▶ **PROMPT**: Copy out every line that contains the word "true".

▶ **DATA SHOWN**:
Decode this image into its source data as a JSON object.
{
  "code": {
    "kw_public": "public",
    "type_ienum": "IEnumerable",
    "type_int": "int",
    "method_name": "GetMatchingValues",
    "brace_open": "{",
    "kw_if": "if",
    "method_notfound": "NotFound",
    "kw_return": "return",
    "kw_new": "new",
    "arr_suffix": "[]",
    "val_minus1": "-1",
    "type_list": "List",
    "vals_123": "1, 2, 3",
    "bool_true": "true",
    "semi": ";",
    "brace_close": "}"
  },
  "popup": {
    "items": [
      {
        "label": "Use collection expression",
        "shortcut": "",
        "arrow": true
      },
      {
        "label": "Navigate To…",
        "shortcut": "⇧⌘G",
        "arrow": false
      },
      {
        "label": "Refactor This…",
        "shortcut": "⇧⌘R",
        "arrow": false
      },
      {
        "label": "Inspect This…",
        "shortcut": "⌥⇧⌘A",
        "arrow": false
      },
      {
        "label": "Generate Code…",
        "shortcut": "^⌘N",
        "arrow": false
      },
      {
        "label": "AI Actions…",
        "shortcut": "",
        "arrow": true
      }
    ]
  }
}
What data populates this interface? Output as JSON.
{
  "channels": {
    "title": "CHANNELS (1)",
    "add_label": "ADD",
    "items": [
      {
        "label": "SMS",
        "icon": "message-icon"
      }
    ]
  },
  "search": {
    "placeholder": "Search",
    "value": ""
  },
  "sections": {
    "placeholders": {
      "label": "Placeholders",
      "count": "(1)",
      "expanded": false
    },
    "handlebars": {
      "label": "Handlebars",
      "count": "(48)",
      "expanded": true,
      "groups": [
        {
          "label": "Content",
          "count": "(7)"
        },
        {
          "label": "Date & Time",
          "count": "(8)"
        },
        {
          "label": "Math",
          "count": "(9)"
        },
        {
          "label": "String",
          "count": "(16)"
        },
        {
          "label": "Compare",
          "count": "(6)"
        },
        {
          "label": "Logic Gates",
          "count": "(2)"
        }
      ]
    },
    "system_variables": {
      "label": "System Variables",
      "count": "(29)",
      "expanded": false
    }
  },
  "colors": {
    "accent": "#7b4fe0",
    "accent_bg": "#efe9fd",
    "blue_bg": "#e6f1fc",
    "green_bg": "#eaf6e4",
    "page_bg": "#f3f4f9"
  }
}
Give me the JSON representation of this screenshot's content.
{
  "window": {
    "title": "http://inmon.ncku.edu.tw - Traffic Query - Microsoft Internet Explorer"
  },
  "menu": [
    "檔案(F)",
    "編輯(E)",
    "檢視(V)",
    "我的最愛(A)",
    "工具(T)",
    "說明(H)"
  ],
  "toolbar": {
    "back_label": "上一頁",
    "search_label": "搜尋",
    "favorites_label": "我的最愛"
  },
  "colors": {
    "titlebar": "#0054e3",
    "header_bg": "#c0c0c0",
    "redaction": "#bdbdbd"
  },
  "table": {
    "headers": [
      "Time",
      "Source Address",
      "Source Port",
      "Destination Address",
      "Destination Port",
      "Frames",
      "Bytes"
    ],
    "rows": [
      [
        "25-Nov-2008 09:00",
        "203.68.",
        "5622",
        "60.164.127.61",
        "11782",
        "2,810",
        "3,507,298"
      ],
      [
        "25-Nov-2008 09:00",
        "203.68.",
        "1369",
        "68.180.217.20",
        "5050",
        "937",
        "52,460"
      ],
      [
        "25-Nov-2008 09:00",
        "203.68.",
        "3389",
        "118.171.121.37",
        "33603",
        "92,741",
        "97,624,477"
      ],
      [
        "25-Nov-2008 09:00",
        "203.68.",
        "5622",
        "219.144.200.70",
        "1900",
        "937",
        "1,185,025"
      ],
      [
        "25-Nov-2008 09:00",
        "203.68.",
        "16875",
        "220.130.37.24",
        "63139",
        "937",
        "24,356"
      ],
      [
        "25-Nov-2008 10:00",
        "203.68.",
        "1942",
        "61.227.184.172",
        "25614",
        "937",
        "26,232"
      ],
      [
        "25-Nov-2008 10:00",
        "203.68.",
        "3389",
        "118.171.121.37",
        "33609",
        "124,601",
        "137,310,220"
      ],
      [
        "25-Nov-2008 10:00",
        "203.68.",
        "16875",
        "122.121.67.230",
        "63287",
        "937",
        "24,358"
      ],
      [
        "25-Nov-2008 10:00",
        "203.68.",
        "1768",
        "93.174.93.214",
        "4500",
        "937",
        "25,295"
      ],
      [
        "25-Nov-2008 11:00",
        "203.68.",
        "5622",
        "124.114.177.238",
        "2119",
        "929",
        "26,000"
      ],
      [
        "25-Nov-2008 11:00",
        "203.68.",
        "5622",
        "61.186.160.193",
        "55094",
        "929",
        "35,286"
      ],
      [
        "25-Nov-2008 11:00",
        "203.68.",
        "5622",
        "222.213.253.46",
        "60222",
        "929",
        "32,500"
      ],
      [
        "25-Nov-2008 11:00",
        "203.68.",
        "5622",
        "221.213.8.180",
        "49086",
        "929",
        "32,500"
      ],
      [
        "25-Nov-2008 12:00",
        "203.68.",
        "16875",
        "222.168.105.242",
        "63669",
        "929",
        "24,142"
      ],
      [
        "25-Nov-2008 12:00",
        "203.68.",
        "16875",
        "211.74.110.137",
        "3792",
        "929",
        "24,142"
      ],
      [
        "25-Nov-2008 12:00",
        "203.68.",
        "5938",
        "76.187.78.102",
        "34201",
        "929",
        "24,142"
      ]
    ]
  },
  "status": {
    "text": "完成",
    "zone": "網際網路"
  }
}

▶ **OUTPUT BELOW**:
    "bool_true": "true",
        "arrow": true
        "arrow": true
      "expanded": true,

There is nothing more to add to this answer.